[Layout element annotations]

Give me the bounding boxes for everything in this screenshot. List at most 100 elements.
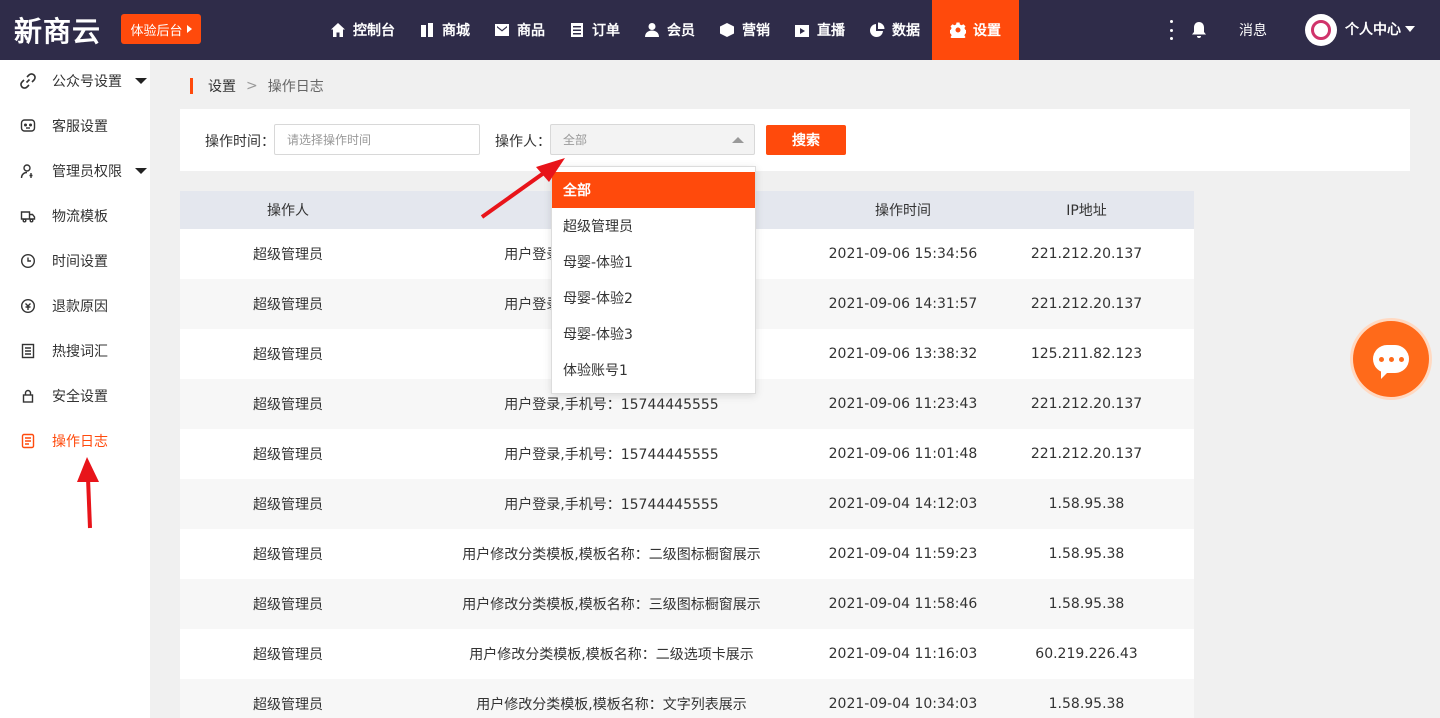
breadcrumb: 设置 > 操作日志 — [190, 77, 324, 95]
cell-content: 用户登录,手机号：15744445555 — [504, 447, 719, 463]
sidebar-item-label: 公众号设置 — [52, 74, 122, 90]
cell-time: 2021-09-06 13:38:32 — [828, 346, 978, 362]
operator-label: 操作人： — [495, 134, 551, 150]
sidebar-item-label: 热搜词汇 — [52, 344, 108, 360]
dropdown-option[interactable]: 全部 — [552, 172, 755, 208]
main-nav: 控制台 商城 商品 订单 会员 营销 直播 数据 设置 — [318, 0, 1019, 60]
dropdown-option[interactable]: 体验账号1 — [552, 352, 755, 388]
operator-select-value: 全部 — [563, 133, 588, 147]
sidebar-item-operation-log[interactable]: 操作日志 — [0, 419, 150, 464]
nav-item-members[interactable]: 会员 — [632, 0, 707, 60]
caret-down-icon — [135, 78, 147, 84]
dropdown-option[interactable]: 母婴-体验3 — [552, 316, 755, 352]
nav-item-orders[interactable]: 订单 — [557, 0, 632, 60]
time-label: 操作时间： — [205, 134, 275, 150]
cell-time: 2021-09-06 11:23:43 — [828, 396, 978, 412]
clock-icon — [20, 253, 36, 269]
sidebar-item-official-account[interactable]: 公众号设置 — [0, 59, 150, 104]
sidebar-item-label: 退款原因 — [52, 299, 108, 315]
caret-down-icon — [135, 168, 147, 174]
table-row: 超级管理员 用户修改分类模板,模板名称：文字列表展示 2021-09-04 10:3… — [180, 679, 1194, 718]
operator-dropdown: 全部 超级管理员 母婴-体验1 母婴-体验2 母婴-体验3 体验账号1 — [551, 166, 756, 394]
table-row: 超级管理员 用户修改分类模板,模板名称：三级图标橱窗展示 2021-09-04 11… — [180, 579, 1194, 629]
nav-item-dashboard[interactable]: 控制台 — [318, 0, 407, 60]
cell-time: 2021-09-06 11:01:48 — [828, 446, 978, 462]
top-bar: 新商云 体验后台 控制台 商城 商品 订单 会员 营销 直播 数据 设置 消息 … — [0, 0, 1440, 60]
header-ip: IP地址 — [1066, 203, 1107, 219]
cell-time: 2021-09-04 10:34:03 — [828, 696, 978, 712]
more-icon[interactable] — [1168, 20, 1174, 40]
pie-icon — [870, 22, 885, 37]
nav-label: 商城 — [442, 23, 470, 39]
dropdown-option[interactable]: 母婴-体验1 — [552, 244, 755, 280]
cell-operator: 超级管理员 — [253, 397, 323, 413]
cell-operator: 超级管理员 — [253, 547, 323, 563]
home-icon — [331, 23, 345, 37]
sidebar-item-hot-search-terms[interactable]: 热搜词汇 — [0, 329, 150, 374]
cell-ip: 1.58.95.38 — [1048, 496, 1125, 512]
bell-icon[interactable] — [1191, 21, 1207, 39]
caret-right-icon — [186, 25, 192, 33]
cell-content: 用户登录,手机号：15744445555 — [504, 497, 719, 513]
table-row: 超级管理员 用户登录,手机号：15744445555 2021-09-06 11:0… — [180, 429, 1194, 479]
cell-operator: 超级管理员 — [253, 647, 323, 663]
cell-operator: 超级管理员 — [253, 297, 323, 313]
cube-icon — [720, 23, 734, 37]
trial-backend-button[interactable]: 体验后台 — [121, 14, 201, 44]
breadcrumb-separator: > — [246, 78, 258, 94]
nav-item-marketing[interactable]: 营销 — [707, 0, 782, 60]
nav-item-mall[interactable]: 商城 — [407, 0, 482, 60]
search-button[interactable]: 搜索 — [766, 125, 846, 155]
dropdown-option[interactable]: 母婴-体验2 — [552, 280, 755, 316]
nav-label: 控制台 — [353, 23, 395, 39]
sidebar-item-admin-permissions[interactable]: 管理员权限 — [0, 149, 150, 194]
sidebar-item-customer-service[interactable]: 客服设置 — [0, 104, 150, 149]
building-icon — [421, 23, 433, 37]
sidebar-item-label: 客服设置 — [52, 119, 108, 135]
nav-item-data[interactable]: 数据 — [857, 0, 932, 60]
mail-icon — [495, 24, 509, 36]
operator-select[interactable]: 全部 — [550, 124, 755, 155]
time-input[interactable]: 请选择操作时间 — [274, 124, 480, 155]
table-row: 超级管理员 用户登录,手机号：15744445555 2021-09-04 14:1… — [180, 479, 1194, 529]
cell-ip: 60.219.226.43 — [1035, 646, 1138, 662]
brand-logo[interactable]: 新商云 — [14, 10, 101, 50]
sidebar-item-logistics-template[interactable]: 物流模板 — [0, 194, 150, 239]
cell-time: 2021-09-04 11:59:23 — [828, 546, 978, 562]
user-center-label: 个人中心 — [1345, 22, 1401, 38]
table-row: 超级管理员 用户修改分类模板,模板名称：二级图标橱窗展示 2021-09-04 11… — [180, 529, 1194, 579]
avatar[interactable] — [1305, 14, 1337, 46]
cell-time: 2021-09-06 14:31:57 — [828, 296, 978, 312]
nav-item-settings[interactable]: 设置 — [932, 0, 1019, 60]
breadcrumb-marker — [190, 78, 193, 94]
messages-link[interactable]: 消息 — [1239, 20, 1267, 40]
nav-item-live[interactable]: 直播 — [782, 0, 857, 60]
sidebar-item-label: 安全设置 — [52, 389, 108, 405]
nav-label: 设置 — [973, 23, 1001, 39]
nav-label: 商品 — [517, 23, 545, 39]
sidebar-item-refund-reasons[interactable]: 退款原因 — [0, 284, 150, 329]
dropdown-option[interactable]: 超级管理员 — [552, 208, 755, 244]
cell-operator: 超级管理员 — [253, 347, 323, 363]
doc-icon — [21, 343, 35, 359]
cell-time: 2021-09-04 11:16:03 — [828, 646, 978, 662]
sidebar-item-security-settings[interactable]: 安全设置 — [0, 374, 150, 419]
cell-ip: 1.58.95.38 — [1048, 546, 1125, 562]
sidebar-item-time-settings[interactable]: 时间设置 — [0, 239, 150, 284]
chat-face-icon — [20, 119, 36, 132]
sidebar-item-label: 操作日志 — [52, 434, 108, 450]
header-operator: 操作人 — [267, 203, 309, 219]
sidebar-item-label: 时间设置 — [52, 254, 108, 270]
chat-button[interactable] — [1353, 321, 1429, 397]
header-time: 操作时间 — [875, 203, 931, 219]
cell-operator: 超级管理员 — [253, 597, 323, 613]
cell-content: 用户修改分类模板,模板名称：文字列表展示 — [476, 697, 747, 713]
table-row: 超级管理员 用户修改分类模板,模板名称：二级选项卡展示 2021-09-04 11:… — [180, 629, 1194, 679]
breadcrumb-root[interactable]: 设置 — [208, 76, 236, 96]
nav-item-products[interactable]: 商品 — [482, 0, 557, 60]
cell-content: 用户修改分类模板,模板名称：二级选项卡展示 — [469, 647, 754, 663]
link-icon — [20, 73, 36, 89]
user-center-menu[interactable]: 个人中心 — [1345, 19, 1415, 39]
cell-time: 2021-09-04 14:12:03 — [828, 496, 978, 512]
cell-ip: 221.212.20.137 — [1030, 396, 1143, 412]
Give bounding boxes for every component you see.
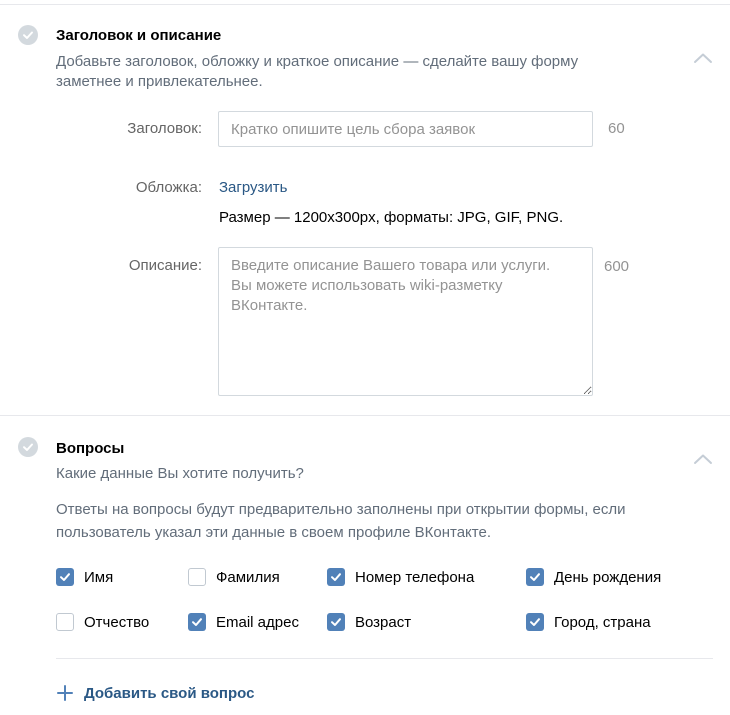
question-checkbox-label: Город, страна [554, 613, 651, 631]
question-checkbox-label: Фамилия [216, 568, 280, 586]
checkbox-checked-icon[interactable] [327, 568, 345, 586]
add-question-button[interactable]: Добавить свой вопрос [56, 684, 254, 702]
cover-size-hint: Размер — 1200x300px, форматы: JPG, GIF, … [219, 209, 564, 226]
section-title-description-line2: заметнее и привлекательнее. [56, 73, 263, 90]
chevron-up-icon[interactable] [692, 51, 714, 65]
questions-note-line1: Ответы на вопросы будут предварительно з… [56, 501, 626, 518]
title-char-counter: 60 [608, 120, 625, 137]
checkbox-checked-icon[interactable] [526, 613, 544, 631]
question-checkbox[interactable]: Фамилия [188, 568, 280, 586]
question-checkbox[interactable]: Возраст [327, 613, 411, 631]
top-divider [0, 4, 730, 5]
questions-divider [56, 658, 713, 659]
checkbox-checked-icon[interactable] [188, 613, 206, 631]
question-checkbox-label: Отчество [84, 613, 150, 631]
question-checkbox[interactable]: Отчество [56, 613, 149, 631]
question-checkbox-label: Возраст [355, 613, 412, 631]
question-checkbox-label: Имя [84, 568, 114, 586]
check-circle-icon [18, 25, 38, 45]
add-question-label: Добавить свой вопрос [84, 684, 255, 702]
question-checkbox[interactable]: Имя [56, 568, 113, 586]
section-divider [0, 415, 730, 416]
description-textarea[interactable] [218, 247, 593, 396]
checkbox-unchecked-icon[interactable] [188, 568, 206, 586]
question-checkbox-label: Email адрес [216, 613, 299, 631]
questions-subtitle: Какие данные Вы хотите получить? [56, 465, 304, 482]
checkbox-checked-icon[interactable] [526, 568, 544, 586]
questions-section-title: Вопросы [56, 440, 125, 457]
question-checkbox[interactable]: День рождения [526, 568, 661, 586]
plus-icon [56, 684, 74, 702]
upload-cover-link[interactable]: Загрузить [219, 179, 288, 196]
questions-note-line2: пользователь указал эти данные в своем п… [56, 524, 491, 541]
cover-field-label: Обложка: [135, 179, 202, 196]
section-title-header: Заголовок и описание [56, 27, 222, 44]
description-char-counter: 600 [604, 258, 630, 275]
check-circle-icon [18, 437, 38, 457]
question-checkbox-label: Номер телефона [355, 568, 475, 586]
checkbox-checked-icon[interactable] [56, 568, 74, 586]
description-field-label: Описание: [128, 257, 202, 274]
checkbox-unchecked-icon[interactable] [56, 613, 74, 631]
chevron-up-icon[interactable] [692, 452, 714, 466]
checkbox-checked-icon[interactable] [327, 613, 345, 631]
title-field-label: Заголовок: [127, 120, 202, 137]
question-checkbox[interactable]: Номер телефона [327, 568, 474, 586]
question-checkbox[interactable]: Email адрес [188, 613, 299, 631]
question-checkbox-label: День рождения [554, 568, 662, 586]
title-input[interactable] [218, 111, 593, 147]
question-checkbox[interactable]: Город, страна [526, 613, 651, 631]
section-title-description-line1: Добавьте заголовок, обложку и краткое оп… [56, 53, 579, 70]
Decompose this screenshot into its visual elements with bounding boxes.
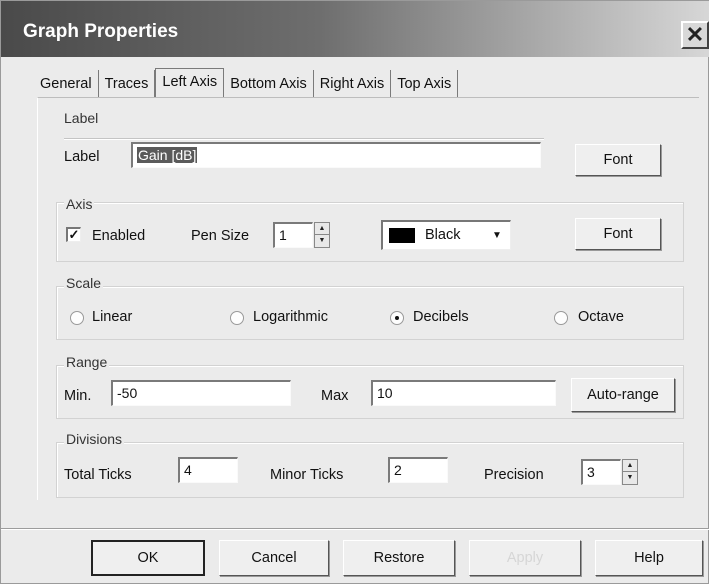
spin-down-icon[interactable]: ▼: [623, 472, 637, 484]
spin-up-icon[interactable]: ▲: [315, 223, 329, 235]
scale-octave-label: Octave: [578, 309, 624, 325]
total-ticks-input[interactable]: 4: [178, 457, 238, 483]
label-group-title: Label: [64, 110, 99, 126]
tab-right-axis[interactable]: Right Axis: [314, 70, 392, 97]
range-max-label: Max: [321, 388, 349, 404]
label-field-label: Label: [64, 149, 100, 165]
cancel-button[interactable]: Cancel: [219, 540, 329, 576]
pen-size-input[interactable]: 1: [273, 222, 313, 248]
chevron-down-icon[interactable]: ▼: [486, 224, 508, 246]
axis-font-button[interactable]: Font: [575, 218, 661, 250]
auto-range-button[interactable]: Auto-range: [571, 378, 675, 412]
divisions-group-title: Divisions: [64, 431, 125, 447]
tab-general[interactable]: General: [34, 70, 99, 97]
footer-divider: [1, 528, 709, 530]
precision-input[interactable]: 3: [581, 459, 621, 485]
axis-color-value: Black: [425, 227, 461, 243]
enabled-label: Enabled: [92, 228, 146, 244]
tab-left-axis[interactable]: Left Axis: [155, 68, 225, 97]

WHAT THE EXERCISE ASKS |
Copy out the stretch of the listing from the line containing "spin-down-icon[interactable]: ▼: [623, 472, 637, 484]" through the end of the listing, both ends included, with every line reproduced word for word.

WRITTEN REPLY |
spin-down-icon[interactable]: ▼: [623, 472, 637, 484]
spin-up-icon[interactable]: ▲: [315, 223, 329, 235]
scale-octave-label: Octave: [578, 309, 624, 325]
total-ticks-input[interactable]: 4: [178, 457, 238, 483]
label-group-title: Label: [64, 110, 99, 126]
tab-right-axis[interactable]: Right Axis: [314, 70, 392, 97]
range-max-label: Max: [321, 388, 349, 404]
label-field-label: Label: [64, 149, 100, 165]
cancel-button[interactable]: Cancel: [219, 540, 329, 576]
pen-size-input[interactable]: 1: [273, 222, 313, 248]
chevron-down-icon[interactable]: ▼: [486, 224, 508, 246]
axis-font-button[interactable]: Font: [575, 218, 661, 250]
auto-range-button[interactable]: Auto-range: [571, 378, 675, 412]
divisions-group-title: Divisions: [64, 431, 125, 447]
tab-general[interactable]: General: [34, 70, 99, 97]
footer-divider: [1, 528, 709, 530]
precision-input[interactable]: 3: [581, 459, 621, 485]
axis-color-value: Black: [425, 227, 461, 243]
enabled-label: Enabled: [92, 228, 146, 244]
tab-left-axis[interactable]: Left Axis: [155, 68, 225, 97]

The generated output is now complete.